[BEGIN Passage shown]

This is a misconception that's often repeated. High degree polynomial interpolations are problematic if you use equispaced points. If you use Chebyshev points, they are highly accurate and in general perform much better than cubic splines. See myth 1 from Lloyd Trefethen's paper: https://people.maths.ox.ac.uk/trefethen/mythspaper.pdf


> This is a misconception that's often repeated

I don’t see how “If you use Chebyshev points, polynomial interpolation isn’t problematic” is a refutation of the claim “Polynomial interpolation between a given set of points can be problematic”. That given set isn’t necessarily, and typically isn’t, a set of Chebyshev points.

That’s like saying “Integer factorization isn’t hard. If you pick powers of ten, it’s easy”.


That's a great paper, thanks for the pointer.


> in general perform much better than cubic splines

Source? (I couldn't find that in the paper you linked.)

[END Passage shown]
[BEGIN Data section]

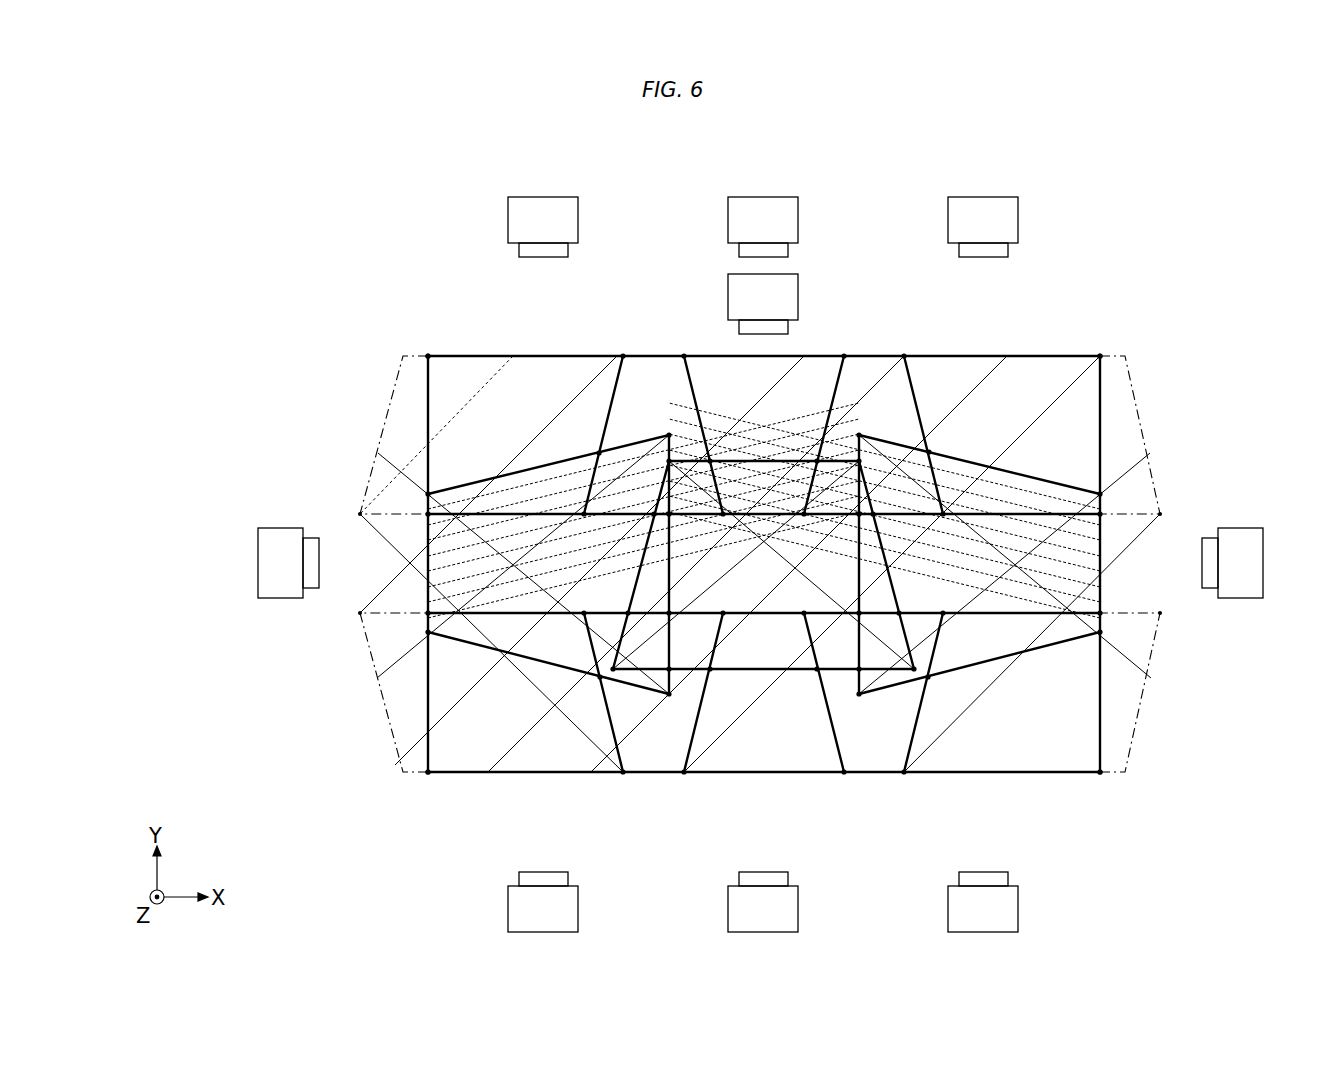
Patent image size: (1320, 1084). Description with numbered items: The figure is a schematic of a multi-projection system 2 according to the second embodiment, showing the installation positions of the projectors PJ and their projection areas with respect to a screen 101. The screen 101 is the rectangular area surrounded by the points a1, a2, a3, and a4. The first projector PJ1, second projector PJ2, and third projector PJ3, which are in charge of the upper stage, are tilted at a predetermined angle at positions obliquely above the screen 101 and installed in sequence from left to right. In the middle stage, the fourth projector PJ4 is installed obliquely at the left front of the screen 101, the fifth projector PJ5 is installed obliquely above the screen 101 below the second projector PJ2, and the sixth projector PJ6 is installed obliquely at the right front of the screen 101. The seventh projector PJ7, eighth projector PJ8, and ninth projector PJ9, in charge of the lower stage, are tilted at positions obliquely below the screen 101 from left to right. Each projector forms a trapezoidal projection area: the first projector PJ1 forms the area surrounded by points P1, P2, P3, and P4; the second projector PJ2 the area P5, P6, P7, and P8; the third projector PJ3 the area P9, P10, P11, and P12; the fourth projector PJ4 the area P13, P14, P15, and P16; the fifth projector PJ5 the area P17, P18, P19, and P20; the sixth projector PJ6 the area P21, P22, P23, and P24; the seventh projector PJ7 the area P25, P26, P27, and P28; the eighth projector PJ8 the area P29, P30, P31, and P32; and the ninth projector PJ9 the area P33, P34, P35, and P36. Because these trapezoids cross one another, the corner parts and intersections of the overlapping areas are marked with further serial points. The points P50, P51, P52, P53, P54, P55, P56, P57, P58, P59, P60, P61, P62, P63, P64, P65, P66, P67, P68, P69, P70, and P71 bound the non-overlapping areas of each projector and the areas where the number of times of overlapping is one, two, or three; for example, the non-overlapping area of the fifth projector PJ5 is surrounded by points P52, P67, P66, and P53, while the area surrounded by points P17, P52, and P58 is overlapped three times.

The multi-projection system 2 is at (326, 254).
The screen 101 is at (486, 355).
The projectors PJ is at (498, 184).
The first projector PJ1 is at (578, 228).
The second projector PJ2 is at (798, 228).
The third projector PJ3 is at (1018, 228).
The fourth projector PJ4 is at (292, 598).
The fifth projector PJ5 is at (798, 292).
The sixth projector PJ6 is at (1236, 598).
The seventh projector PJ7 is at (578, 908).
The eighth projector PJ8 is at (798, 908).
The ninth projector PJ9 is at (1018, 908).
The point a1 is at (427, 354).
The point a2 is at (1098, 354).
The point a3 is at (1098, 784).
The point a4 is at (427, 784).
The point P1 is at (407, 345).
The point P2 is at (683, 344).
The point P3 is at (733, 528).
The point P4 is at (361, 528).
The point P5 is at (621, 344).
The point P6 is at (902, 344).
The point P7 is at (954, 528).
The point P8 is at (575, 528).
The point P9 is at (843, 344).
The point P10 is at (1126, 344).
The point P11 is at (1177, 528).
The point P12 is at (789, 528).
The point P13 is at (408, 638).
The point P14 is at (408, 495).
The point P15 is at (677, 424).
The point P16 is at (677, 707).
The point P17 is at (649, 463).
The point P18 is at (880, 463).
The point P19 is at (893, 659).
The point P20 is at (637, 659).
The point P21 is at (1121, 493).
The point P22 is at (1121, 638).
The point P23 is at (848, 707).
The point P24 is at (848, 424).
The point P25 is at (684, 786).
The point P26 is at (401, 786).
The point P27 is at (352, 601).
The point P28 is at (740, 601).
The point P29 is at (905, 786).
The point P30 is at (623, 786).
The point P31 is at (567, 601).
The point P32 is at (962, 601).
The point P33 is at (1126, 786).
The point P34 is at (844, 786).
The point P35 is at (791, 601).
The point P36 is at (1176, 601).
The point P50 is at (408, 528).
The point P51 is at (581, 443).
The point P52 is at (688, 528).
The point P53 is at (688, 601).
The point P54 is at (690, 659).
The point P55 is at (583, 688).
The point P56 is at (408, 601).
The point P57 is at (612, 601).
The point P58 is at (632, 528).
The point P59 is at (731, 448).
The point P60 is at (798, 448).
The point P61 is at (896, 528).
The point P62 is at (912, 601).
The point P63 is at (839, 659).
The point P64 is at (799, 684).
The point P65 is at (729, 684).
The point P66 is at (840, 601).
The point P67 is at (841, 528).
The point P68 is at (948, 441).
The point P69 is at (1121, 528).
The point P70 is at (1121, 601).
The point P71 is at (947, 688).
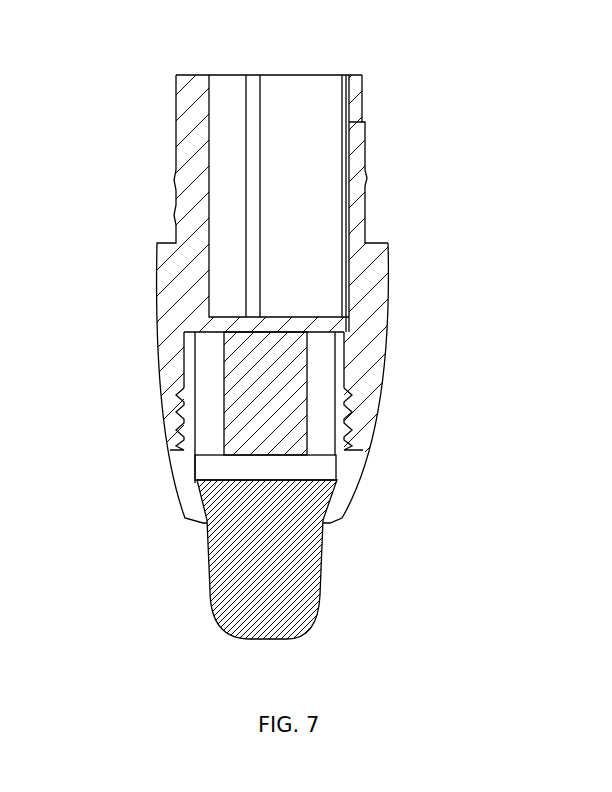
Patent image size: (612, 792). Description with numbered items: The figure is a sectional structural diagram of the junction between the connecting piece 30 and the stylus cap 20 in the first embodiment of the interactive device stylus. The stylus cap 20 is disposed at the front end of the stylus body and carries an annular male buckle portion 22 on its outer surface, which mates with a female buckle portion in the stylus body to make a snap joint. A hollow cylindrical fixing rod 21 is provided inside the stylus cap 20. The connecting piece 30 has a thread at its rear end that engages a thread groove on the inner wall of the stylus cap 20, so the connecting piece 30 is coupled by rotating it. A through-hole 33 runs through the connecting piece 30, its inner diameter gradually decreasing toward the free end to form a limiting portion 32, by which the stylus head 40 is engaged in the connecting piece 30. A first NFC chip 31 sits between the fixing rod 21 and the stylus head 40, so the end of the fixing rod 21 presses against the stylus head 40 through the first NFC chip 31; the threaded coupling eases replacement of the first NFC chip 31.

[END Data section]

> Job 1
In the interpolation discussion, which kind of points makes high degree polynomial interpolations problematic?
> Job 2
From the interpolation discussion, reproduce word for word the part that opens with the words containing "I don’t see" and closes with "of Chebyshev points.".
Rely only on the interpolation discussion above and not on the material.

> Problem solution 1
Equispaced points.

> Problem solution 2
I don’t see how “If you use Chebyshev points, polynomial interpolation isn’t problematic” is a refutation of the claim “Polynomial interpolation between a given set of points can be problematic”. That given set isn’t necessarily, and typically isn’t, a set of Chebyshev points.